» **THE TASK**
Please quote every line word for word.

» **DATA LISTING**
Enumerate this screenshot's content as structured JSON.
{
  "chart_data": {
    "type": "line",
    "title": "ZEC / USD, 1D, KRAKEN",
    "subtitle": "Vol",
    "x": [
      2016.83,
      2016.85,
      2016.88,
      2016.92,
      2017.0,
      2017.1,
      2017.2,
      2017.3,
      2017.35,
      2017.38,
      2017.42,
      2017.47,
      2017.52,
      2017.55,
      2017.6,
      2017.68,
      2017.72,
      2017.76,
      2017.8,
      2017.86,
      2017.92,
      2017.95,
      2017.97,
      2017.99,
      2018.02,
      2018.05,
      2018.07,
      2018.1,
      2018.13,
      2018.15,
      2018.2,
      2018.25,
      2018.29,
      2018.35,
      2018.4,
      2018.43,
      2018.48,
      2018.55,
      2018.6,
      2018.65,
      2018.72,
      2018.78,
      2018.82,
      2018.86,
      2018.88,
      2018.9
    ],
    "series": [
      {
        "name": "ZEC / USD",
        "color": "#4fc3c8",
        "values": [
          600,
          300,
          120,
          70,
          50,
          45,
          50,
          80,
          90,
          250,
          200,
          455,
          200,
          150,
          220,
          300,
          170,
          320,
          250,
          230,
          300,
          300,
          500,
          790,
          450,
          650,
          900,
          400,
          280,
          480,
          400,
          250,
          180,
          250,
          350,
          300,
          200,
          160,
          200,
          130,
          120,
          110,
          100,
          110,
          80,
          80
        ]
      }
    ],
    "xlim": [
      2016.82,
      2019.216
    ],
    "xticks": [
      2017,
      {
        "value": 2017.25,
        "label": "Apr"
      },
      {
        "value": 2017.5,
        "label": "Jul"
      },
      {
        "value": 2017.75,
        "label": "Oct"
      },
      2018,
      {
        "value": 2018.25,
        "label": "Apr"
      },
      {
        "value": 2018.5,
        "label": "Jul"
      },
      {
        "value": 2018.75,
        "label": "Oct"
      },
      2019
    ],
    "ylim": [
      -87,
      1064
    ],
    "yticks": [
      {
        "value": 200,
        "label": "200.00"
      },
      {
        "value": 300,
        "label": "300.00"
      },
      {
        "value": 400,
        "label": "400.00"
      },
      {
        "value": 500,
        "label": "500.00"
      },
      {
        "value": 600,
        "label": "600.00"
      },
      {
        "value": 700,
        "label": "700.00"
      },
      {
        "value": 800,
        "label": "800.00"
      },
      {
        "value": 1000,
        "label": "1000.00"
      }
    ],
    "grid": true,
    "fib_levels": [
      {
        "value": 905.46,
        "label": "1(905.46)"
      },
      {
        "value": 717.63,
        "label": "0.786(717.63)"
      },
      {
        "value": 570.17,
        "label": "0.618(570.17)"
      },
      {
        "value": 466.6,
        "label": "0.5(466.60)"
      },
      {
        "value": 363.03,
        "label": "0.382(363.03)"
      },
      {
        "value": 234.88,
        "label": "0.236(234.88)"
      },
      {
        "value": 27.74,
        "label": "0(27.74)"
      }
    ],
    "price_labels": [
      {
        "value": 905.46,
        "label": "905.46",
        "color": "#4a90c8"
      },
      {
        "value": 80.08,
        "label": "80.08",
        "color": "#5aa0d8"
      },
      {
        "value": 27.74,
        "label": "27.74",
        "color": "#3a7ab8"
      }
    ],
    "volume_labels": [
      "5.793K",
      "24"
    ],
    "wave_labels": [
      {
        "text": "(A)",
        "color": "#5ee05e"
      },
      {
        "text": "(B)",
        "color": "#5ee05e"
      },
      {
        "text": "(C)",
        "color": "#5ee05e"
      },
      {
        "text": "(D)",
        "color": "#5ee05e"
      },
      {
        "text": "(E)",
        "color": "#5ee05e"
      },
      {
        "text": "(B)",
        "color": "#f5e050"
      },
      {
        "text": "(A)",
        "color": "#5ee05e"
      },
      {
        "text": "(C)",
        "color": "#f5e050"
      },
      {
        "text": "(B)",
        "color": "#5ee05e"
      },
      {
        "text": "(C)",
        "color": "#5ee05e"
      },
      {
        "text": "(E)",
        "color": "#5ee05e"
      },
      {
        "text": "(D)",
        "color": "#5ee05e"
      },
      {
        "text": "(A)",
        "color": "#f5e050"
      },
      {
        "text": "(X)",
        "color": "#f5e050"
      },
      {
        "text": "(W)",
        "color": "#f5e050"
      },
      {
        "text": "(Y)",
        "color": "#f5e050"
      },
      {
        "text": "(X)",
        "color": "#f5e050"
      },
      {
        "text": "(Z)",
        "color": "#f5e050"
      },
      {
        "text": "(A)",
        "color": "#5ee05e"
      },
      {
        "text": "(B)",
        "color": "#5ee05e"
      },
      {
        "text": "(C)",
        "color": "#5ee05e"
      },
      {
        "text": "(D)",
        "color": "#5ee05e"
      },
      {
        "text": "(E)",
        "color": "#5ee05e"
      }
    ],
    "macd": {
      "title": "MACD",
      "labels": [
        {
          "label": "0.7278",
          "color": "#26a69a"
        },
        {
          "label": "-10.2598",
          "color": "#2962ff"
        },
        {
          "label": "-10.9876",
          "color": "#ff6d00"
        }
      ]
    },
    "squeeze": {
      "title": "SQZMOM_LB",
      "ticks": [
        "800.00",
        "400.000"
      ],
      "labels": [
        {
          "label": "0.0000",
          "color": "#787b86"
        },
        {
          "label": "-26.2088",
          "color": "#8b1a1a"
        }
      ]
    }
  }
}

» **EXERCISE ANSWER**
Enumerate this screenshot's content as structured JSON.
{
  "chart_data": {
    "type": "line",
    "title": "ZEC / USD, 1D, KRAKEN",
    "subtitle": "Vol",
    "x": [
      2016.83,
      2016.85,
      2016.88,
      2016.92,
      2017.0,
      2017.1,
      2017.2,
      2017.3,
      2017.35,
      2017.38,
      2017.42,
      2017.47,
      2017.52,
      2017.55,
      2017.6,
      2017.68,
      2017.72,
      2017.76,
      2017.8,
      2017.86,
      2017.92,
      2017.95,
      2017.97,
      2017.99,
      2018.02,
      2018.05,
      2018.07,
      2018.1,
      2018.13,
      2018.15,
      2018.2,
      2018.25,
      2018.29,
      2018.35,
      2018.4,
      2018.43,
      2018.48,
      2018.55,
      2018.6,
      2018.65,
      2018.72,
      2018.78,
      2018.82,
      2018.86,
      2018.88,
      2018.9
    ],
    "series": [
      {
        "name": "ZEC / USD",
        "color": "#4fc3c8",
        "values": [
          600,
          300,
          120,
          70,
          50,
          45,
          50,
          80,
          90,
          250,
          200,
          455,
          200,
          150,
          220,
          300,
          170,
          320,
          250,
          230,
          300,
          300,
          500,
          790,
          450,
          650,
          900,
          400,
          280,
          480,
          400,
          250,
          180,
          250,
          350,
          300,
          200,
          160,
          200,
          130,
          120,
          110,
          100,
          110,
          80,
          80
        ]
      }
    ],
    "xlim": [
      2016.82,
      2019.216
    ],
    "xticks": [
      2017,
      {
        "value": 2017.25,
        "label": "Apr"
      },
      {
        "value": 2017.5,
        "label": "Jul"
      },
      {
        "value": 2017.75,
        "label": "Oct"
      },
      2018,
      {
        "value": 2018.25,
        "label": "Apr"
      },
      {
        "value": 2018.5,
        "label": "Jul"
      },
      {
        "value": 2018.75,
        "label": "Oct"
      },
      2019
    ],
    "ylim": [
      -87,
      1064
    ],
    "yticks": [
      {
        "value": 200,
        "label": "200.00"
      },
      {
        "value": 300,
        "label": "300.00"
      },
      {
        "value": 400,
        "label": "400.00"
      },
      {
        "value": 500,
        "label": "500.00"
      },
      {
        "value": 600,
        "label": "600.00"
      },
      {
        "value": 700,
        "label": "700.00"
      },
      {
        "value": 800,
        "label": "800.00"
      },
      {
        "value": 1000,
        "label": "1000.00"
      }
    ],
    "grid": true,
    "fib_levels": [
      {
        "value": 905.46,
        "label": "1(905.46)"
      },
      {
        "value": 717.63,
        "label": "0.786(717.63)"
      },
      {
        "value": 570.17,
        "label": "0.618(570.17)"
      },
      {
        "value": 466.6,
        "label": "0.5(466.60)"
      },
      {
        "value": 363.03,
        "label": "0.382(363.03)"
      },
      {
        "value": 234.88,
        "label": "0.236(234.88)"
      },
      {
        "value": 27.74,
        "label": "0(27.74)"
      }
    ],
    "price_labels": [
      {
        "value": 905.46,
        "label": "905.46",
        "color": "#4a90c8"
      },
      {
        "value": 80.08,
        "label": "80.08",
        "color": "#5aa0d8"
      },
      {
        "value": 27.74,
        "label": "27.74",
        "color": "#3a7ab8"
      }
    ],
    "volume_labels": [
      "5.793K",
      "24"
    ],
    "wave_labels": [
      {
        "text": "(A)",
        "color": "#5ee05e"
      },
      {
        "text": "(B)",
        "color": "#5ee05e"
      },
      {
        "text": "(C)",
        "color": "#5ee05e"
      },
      {
        "text": "(D)",
        "color": "#5ee05e"
      },
      {
        "text": "(E)",
        "color": "#5ee05e"
      },
      {
        "text": "(B)",
        "color": "#f5e050"
      },
      {
        "text": "(A)",
        "color": "#5ee05e"
      },
      {
        "text": "(C)",
        "color": "#f5e050"
      },
      {
        "text": "(B)",
        "color": "#5ee05e"
      },
      {
        "text": "(C)",
        "color": "#5ee05e"
      },
      {
        "text": "(E)",
        "color": "#5ee05e"
      },
      {
        "text": "(D)",
        "color": "#5ee05e"
      },
      {
        "text": "(A)",
        "color": "#f5e050"
      },
      {
        "text": "(X)",
        "color": "#f5e050"
      },
      {
        "text": "(W)",
        "color": "#f5e050"
      },
      {
        "text": "(Y)",
        "color": "#f5e050"
      },
      {
        "text": "(X)",
        "color": "#f5e050"
      },
      {
        "text": "(Z)",
        "color": "#f5e050"
      },
      {
        "text": "(A)",
        "color": "#5ee05e"
      },
      {
        "text": "(B)",
        "color": "#5ee05e"
      },
      {
        "text": "(C)",
        "color": "#5ee05e"
      },
      {
        "text": "(D)",
        "color": "#5ee05e"
      },
      {
        "text": "(E)",
        "color": "#5ee05e"
      }
    ],
    "macd": {
      "title": "MACD",
      "labels": [
        {
          "label": "0.7278",
          "color": "#26a69a"
        },
        {
          "label": "-10.2598",
          "color": "#2962ff"
        },
        {
          "label": "-10.9876",
          "color": "#ff6d00"
        }
      ]
    },
    "squeeze": {
      "title": "SQZMOM_LB",
      "ticks": [
        "800.00",
        "400.000"
      ],
      "labels": [
        {
          "label": "0.0000",
          "color": "#787b86"
        },
        {
          "label": "-26.2088",
          "color": "#8b1a1a"
        }
      ]
    }
  }
}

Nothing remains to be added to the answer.